[Stored items from a collection]
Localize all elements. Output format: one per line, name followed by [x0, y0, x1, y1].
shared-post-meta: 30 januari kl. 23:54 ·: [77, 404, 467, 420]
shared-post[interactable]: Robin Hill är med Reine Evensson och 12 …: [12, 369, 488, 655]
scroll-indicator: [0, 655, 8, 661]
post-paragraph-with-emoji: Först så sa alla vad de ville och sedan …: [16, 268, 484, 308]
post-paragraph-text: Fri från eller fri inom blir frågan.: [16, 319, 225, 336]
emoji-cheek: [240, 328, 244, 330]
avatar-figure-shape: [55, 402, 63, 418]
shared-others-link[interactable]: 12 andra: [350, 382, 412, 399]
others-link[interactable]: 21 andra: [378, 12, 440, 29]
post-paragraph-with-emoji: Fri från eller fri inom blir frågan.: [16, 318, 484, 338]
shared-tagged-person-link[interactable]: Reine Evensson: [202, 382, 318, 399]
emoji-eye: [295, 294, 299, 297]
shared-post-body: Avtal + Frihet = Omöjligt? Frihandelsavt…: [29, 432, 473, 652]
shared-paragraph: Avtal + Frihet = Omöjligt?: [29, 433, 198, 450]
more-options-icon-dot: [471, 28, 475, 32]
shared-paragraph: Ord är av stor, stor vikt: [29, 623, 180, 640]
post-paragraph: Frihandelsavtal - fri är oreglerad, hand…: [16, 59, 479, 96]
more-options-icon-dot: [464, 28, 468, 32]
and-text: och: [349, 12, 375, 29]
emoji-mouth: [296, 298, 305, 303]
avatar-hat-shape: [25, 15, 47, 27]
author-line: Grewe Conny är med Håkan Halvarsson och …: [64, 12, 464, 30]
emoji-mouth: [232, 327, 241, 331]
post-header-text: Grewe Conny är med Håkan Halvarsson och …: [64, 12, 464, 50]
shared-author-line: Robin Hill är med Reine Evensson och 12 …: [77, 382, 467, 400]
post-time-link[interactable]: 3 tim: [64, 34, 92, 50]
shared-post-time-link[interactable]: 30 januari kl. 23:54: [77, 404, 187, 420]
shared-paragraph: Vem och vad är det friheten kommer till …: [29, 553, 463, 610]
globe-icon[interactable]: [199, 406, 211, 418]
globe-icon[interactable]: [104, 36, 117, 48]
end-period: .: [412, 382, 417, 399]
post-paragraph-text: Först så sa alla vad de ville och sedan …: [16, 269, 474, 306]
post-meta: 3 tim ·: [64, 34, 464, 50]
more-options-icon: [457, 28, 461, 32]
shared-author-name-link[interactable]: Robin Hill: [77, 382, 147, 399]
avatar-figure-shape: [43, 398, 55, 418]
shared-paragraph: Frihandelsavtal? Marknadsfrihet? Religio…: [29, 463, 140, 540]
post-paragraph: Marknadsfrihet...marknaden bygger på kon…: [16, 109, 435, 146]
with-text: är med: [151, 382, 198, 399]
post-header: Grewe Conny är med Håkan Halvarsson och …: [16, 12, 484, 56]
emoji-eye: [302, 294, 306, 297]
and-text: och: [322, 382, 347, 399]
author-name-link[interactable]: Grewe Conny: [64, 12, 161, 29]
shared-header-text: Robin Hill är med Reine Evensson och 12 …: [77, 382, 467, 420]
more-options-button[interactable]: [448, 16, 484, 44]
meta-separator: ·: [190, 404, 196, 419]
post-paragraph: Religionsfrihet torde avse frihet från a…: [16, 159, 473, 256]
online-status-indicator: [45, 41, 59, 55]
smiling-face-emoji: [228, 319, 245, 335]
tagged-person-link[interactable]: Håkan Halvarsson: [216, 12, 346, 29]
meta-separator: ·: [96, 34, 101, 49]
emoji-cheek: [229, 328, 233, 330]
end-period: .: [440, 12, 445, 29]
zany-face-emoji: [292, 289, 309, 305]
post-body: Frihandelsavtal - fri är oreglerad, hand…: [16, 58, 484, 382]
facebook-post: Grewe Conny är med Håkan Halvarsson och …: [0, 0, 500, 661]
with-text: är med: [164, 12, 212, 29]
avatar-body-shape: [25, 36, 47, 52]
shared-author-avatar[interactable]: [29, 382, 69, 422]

---

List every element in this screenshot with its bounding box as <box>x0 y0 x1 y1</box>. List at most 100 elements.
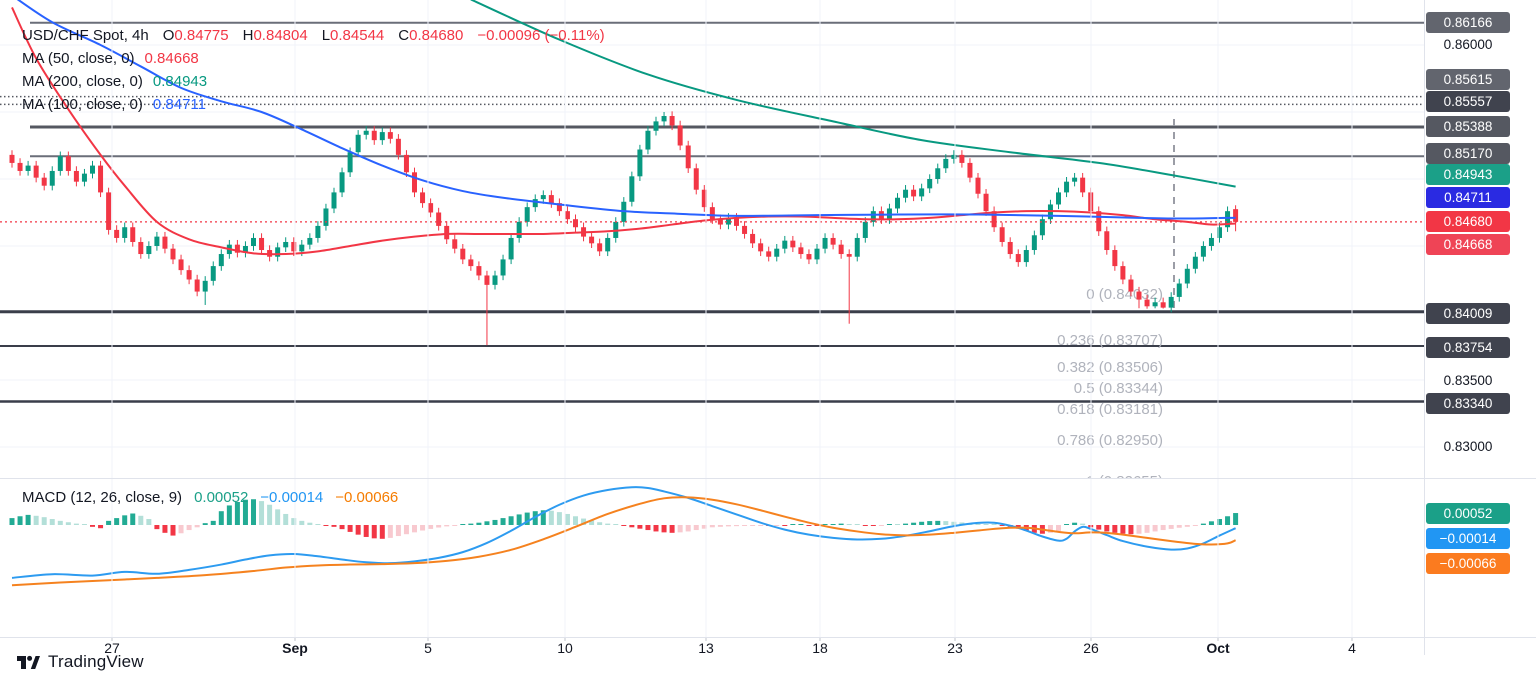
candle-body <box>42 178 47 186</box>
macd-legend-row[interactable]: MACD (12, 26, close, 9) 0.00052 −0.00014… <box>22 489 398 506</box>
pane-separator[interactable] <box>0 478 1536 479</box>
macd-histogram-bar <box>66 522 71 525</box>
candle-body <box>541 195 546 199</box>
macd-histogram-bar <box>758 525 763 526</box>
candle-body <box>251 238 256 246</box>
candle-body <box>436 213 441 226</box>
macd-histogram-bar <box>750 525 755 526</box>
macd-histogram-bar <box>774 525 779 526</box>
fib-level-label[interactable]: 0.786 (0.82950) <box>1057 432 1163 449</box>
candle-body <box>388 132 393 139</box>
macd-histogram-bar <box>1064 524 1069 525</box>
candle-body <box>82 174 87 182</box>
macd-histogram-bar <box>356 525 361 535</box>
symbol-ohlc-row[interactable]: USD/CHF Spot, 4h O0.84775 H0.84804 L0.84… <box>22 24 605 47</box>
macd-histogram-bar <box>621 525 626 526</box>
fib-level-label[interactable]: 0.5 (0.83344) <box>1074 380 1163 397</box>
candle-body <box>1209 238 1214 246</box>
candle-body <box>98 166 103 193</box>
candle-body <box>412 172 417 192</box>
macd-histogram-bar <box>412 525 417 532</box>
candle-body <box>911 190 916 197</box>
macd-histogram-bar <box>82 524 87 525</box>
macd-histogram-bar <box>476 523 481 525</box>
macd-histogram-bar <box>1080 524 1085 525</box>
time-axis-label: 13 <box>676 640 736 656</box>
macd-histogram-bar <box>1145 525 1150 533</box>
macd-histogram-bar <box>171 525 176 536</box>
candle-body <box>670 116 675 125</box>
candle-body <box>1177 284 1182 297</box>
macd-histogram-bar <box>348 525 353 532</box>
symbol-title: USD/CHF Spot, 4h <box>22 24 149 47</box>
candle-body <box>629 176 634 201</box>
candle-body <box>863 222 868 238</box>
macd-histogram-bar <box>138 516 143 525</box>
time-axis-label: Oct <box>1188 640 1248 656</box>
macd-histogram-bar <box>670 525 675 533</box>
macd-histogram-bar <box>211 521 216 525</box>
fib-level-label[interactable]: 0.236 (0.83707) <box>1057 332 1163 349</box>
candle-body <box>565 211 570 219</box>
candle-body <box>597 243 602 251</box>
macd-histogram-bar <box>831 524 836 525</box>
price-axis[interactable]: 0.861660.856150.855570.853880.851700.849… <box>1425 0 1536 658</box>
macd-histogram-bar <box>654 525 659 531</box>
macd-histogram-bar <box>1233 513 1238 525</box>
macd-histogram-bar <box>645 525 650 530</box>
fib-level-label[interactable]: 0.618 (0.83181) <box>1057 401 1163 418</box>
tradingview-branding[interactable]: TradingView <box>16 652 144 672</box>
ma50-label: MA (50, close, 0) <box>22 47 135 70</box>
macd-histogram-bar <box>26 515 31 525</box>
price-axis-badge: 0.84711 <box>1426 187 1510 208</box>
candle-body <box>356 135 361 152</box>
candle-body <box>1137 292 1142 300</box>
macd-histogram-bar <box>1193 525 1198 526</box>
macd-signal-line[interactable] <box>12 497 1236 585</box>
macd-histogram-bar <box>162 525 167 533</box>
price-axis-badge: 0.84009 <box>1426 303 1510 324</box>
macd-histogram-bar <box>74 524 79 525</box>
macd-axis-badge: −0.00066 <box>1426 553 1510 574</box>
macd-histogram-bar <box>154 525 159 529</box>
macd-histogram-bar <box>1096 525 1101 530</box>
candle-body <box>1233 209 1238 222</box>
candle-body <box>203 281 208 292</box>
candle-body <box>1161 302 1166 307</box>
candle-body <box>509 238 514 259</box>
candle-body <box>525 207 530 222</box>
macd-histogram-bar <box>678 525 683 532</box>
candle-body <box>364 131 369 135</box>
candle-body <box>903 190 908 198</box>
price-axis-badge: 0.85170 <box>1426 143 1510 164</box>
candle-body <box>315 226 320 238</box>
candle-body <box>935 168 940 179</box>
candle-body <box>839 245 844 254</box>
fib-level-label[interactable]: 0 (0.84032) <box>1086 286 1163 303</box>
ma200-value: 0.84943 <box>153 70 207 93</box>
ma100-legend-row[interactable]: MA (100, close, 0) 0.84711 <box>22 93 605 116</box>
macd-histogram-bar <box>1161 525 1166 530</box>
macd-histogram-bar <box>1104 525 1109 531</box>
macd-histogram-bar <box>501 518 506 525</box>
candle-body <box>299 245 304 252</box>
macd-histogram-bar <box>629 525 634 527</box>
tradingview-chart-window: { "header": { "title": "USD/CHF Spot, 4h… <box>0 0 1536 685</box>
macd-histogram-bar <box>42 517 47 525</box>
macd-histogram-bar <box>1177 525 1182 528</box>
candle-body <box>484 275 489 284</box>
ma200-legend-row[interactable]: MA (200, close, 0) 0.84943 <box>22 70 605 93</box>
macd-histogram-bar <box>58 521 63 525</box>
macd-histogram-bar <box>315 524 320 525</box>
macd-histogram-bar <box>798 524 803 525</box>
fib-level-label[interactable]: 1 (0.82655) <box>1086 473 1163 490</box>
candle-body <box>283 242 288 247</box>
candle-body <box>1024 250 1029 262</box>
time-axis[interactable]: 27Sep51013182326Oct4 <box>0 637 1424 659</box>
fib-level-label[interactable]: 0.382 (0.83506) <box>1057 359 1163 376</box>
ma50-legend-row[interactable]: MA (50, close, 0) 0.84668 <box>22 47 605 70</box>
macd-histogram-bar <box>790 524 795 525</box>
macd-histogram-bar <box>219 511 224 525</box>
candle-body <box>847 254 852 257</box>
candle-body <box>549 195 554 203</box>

...

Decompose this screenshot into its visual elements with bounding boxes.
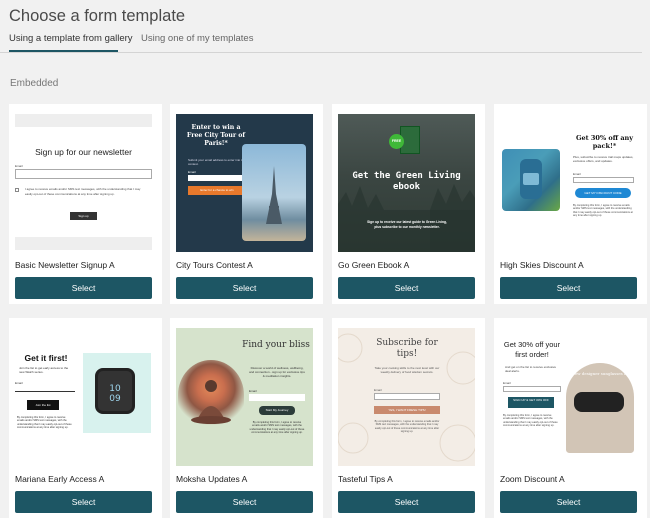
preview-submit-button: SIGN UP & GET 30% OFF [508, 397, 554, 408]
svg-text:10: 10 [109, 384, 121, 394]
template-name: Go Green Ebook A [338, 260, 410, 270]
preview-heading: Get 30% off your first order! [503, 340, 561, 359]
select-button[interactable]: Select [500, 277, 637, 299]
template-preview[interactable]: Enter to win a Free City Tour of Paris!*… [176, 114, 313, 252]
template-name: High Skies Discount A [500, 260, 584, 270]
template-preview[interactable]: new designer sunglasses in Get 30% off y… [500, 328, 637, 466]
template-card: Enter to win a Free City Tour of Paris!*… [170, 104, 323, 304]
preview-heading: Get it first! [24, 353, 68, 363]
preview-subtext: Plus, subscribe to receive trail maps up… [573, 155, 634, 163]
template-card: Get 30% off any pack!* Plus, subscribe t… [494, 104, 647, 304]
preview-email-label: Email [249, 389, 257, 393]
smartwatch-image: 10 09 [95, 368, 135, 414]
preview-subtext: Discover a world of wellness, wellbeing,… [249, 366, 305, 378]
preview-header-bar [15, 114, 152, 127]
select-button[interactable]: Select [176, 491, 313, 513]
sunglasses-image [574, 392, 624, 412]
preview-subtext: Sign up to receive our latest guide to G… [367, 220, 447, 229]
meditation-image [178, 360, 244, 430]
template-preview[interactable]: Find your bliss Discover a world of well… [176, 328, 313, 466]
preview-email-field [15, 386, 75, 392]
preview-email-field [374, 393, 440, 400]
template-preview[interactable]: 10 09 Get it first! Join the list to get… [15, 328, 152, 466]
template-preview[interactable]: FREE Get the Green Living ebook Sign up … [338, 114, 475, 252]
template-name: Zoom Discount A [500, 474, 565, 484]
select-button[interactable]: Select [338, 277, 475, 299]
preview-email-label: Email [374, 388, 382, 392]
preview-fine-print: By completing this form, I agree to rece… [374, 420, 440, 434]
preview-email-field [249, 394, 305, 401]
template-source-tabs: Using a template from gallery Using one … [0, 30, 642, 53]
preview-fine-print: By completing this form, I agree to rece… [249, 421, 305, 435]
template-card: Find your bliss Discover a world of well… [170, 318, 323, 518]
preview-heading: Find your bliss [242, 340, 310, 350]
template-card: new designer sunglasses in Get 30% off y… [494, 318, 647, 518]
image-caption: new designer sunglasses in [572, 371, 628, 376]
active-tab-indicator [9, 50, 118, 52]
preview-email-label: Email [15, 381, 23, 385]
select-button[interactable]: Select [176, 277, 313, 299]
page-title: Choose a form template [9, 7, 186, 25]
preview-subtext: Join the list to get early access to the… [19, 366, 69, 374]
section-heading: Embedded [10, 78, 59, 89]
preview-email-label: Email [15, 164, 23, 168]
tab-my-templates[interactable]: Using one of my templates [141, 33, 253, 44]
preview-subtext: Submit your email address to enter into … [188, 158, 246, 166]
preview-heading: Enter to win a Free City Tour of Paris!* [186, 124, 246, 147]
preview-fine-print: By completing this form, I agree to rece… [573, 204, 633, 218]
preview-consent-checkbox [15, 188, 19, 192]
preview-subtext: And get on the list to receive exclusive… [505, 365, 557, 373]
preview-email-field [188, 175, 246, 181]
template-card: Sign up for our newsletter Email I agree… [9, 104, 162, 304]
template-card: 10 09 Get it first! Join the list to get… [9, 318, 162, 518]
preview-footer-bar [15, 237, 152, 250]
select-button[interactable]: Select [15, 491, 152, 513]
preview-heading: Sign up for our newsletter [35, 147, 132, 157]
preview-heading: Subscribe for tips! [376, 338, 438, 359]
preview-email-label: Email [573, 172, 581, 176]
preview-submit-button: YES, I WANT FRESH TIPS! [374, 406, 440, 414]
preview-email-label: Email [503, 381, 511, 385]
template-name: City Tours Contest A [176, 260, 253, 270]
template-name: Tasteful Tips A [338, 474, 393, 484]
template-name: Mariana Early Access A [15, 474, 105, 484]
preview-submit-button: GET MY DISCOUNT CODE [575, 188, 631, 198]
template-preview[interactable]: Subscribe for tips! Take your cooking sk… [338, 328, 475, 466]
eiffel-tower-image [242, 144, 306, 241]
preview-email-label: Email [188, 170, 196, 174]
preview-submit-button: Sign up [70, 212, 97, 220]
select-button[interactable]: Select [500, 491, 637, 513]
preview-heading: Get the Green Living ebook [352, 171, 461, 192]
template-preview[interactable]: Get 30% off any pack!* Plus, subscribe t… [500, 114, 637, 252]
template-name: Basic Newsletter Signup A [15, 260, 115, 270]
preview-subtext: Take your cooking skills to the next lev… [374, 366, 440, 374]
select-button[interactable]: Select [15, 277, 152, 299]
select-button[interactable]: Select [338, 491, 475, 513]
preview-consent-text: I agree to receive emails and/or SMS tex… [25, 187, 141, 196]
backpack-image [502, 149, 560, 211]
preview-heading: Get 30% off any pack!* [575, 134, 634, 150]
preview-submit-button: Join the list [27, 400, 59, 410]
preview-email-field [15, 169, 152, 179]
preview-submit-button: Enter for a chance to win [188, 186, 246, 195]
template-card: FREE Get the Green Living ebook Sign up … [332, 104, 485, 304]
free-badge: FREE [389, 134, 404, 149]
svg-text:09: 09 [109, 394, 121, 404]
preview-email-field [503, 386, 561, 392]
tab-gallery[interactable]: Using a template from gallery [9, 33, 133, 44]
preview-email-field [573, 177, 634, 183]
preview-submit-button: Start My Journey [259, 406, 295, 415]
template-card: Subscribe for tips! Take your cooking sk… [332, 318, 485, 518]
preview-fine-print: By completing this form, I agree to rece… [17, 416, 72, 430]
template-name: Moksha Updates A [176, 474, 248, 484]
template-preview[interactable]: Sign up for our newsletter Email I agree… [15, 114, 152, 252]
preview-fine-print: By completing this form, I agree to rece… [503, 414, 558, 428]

### [SHORT EXERCISE]
Please reproduce the part that opens with the line containing "Localize all elements." and closes with the line containing "shared-post-time-link[interactable]: 30 januari", swapping "more-options-icon-dot" for "menu-dot" and leaving everything else unchanged.

### [RESPONSE TO THIS EXERCISE]
Localize all elements. Output format: one per line, name followed by [x0, y0, x1, y1].
shared-post-meta: 30 januari kl. 23:54 ·: [77, 404, 467, 420]
shared-post[interactable]: Robin Hill är med Reine Evensson och 12 …: [12, 369, 488, 655]
scroll-indicator: [0, 655, 8, 661]
post-paragraph-with-emoji: Först så sa alla vad de ville och sedan …: [16, 268, 484, 308]
post-paragraph-text: Fri från eller fri inom blir frågan.: [16, 319, 225, 336]
emoji-cheek: [240, 328, 244, 330]
avatar-figure-shape: [55, 402, 63, 418]
shared-others-link[interactable]: 12 andra: [350, 382, 412, 399]
others-link[interactable]: 21 andra: [378, 12, 440, 29]
post-paragraph-with-emoji: Fri från eller fri inom blir frågan.: [16, 318, 484, 338]
shared-tagged-person-link[interactable]: Reine Evensson: [202, 382, 318, 399]
emoji-eye: [295, 294, 299, 297]
shared-post-body: Avtal + Frihet = Omöjligt? Frihandelsavt…: [29, 432, 473, 652]
shared-paragraph: Avtal + Frihet = Omöjligt?: [29, 433, 198, 450]
menu-dot: [471, 28, 475, 32]
shared-paragraph: Ord är av stor, stor vikt: [29, 623, 180, 640]
post-paragraph: Frihandelsavtal - fri är oreglerad, hand…: [16, 59, 479, 96]
menu-dot: [464, 28, 468, 32]
and-text: och: [349, 12, 375, 29]
emoji-mouth: [296, 298, 305, 303]
avatar-hat-shape: [25, 15, 47, 27]
author-line: Grewe Conny är med Håkan Halvarsson och …: [64, 12, 464, 30]
emoji-mouth: [232, 327, 241, 331]
post-header-text: Grewe Conny är med Håkan Halvarsson och …: [64, 12, 464, 50]
shared-author-line: Robin Hill är med Reine Evensson och 12 …: [77, 382, 467, 400]
post-time-link[interactable]: 3 tim: [64, 34, 92, 50]
shared-post-time-link[interactable]: 30 januari kl. 23:54: [77, 404, 187, 420]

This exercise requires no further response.